- [What the task requires] Below are the records; locate each line with the word "ZREQITM" and copy it.

- [Supplied records]
--*--

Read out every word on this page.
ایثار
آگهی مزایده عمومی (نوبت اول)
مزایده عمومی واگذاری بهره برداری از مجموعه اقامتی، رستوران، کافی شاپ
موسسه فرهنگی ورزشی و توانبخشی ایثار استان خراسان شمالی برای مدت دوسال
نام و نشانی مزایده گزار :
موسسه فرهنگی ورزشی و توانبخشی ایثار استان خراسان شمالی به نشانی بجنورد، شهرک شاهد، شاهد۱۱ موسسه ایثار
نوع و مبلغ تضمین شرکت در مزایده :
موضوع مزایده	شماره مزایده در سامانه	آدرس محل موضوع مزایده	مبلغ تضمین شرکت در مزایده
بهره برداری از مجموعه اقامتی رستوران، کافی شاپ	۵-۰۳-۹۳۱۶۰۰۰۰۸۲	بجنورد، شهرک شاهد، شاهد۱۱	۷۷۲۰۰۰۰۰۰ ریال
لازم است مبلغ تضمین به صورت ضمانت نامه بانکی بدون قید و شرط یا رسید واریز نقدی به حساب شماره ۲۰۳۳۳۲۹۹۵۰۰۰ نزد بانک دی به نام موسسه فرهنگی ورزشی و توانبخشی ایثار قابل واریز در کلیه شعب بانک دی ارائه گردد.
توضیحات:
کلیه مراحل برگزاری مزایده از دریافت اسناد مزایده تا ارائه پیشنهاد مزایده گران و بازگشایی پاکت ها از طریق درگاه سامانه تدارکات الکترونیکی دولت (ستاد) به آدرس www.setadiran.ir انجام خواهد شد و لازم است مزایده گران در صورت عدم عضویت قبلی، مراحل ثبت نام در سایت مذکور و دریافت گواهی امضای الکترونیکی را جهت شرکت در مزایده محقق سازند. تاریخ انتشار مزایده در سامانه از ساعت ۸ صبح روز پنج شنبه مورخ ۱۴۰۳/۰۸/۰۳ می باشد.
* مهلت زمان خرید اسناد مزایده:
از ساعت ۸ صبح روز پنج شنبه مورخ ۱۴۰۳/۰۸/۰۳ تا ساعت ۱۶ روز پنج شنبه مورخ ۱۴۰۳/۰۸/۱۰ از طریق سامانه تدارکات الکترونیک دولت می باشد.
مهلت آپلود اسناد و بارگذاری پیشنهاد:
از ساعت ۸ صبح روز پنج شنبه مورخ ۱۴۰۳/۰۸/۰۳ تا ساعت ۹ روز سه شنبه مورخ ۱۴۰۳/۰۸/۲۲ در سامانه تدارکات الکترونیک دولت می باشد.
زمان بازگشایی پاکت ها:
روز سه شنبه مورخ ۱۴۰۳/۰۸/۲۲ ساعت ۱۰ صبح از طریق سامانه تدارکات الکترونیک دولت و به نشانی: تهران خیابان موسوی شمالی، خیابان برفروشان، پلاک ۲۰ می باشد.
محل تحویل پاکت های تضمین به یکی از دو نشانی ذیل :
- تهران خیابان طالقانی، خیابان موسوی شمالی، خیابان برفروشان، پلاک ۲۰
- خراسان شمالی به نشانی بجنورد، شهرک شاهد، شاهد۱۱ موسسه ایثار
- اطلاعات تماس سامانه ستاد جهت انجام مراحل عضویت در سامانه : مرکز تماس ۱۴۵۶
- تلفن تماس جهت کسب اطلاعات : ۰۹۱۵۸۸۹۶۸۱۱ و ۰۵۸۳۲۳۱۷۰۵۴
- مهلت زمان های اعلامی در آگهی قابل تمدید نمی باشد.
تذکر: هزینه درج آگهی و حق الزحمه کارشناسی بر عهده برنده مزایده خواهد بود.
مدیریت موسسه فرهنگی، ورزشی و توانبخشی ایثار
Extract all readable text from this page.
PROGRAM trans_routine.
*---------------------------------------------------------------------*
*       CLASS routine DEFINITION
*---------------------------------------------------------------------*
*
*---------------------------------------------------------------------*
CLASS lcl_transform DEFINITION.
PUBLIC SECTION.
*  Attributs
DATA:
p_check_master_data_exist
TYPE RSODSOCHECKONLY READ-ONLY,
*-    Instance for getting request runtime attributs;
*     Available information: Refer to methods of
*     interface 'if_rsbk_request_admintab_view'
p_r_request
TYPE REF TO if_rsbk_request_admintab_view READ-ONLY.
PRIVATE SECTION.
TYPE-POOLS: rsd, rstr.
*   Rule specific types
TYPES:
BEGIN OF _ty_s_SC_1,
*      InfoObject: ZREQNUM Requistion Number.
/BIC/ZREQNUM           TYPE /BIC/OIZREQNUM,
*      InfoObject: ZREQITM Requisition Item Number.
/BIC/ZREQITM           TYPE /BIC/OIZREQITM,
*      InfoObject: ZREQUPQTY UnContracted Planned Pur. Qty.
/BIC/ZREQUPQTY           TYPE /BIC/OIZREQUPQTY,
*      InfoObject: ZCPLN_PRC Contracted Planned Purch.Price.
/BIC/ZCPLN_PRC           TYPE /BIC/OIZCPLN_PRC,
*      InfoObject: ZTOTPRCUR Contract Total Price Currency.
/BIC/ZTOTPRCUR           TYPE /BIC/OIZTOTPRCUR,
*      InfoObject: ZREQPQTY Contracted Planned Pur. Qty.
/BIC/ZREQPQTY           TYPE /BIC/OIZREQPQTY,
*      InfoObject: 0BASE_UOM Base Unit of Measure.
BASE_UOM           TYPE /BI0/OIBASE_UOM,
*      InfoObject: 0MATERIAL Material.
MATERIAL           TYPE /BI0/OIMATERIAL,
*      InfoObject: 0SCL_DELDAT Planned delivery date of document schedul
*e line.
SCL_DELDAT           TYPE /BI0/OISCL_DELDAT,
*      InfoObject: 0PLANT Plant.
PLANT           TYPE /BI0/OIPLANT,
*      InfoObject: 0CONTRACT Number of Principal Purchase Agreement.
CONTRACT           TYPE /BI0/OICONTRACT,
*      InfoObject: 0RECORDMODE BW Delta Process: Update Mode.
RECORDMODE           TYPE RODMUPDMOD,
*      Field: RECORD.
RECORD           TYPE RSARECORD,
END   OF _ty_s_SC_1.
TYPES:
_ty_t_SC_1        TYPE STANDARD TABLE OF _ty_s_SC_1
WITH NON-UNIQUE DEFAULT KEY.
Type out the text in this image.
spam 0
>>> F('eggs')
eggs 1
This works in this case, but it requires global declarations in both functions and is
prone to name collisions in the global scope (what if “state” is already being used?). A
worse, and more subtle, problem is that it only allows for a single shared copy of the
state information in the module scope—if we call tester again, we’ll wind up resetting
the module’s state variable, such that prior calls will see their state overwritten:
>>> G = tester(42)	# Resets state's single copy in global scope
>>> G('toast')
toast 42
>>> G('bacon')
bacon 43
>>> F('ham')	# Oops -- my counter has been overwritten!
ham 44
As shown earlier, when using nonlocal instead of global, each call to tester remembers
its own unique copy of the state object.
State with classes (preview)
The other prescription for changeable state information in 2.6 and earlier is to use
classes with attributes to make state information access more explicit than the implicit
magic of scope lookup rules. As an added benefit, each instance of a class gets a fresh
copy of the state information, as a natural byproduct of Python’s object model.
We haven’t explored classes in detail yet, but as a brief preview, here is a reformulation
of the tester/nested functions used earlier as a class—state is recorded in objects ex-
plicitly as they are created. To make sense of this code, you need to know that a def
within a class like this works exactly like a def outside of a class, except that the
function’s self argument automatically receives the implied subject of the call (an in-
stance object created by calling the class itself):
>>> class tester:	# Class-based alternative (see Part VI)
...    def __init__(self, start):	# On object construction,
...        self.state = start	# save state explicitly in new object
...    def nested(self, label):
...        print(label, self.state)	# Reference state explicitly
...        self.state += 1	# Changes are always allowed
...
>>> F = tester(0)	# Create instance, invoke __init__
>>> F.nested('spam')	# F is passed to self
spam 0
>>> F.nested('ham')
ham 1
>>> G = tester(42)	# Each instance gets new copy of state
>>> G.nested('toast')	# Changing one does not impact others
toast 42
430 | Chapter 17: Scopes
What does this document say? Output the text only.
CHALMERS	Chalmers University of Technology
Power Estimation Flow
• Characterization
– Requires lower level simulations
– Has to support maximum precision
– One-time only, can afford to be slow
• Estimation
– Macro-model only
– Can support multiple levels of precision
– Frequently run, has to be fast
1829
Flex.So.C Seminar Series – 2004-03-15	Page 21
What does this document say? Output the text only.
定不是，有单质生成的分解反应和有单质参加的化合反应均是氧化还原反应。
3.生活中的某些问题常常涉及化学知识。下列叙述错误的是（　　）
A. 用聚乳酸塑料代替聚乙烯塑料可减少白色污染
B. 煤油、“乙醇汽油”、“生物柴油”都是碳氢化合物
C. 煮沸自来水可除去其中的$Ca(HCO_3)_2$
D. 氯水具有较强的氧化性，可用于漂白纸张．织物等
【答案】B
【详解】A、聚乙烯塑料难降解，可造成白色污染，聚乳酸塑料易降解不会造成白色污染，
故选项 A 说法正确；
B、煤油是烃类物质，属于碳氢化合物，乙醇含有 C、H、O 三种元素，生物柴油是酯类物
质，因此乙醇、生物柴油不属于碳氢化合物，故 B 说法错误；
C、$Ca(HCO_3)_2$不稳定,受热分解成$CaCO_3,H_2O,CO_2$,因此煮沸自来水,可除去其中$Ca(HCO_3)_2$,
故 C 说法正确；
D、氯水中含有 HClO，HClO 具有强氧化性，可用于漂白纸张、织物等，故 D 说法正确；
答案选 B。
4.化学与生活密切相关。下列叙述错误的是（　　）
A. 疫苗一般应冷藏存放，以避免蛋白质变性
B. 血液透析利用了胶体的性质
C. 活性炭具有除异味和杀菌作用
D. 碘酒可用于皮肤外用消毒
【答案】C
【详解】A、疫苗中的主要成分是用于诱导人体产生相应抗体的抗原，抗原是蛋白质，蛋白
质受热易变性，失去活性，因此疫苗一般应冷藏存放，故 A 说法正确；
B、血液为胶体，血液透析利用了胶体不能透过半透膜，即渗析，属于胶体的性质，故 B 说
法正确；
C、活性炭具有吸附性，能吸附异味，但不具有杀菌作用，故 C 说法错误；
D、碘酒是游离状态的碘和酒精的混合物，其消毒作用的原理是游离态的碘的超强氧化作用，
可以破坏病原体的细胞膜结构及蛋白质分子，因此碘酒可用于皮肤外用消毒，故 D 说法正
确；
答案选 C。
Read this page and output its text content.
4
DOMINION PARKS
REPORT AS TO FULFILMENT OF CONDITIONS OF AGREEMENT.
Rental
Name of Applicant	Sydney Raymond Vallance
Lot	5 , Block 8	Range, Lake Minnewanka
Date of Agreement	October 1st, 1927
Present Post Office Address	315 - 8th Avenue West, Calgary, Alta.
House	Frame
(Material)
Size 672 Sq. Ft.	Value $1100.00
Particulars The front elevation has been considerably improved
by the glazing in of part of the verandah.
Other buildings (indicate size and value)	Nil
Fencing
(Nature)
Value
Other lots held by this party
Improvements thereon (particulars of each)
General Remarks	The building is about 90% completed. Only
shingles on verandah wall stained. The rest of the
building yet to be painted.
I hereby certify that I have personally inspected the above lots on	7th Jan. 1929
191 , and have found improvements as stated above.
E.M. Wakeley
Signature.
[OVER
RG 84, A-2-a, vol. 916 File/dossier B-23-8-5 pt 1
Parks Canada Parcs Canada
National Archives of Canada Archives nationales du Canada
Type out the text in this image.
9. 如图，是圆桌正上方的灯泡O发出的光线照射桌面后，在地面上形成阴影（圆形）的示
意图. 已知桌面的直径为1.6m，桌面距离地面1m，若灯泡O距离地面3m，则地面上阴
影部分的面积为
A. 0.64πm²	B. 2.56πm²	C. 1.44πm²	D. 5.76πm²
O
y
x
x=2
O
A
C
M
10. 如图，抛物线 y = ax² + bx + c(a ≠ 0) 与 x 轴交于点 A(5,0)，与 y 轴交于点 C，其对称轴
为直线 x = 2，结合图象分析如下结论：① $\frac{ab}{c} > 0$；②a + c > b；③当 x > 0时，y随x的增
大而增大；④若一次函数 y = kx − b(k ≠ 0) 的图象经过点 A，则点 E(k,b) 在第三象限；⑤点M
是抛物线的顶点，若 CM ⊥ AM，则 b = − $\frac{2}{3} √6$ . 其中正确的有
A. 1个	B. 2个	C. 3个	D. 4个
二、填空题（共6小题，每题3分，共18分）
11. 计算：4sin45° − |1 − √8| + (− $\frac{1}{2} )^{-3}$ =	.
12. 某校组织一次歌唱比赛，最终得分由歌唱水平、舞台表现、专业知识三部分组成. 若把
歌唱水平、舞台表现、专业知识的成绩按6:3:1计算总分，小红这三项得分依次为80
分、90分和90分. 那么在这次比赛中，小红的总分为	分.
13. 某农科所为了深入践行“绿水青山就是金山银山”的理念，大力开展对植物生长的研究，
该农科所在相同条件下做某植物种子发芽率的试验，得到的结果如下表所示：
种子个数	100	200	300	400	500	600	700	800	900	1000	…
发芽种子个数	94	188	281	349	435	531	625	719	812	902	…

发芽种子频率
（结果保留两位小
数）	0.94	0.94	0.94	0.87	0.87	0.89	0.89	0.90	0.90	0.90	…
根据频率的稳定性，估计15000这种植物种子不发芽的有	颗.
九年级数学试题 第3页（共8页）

--*--

- [Exercise solution]
*      InfoObject: ZREQITM Requisition Item Number.
/BIC/ZREQITM           TYPE /BIC/OIZREQITM,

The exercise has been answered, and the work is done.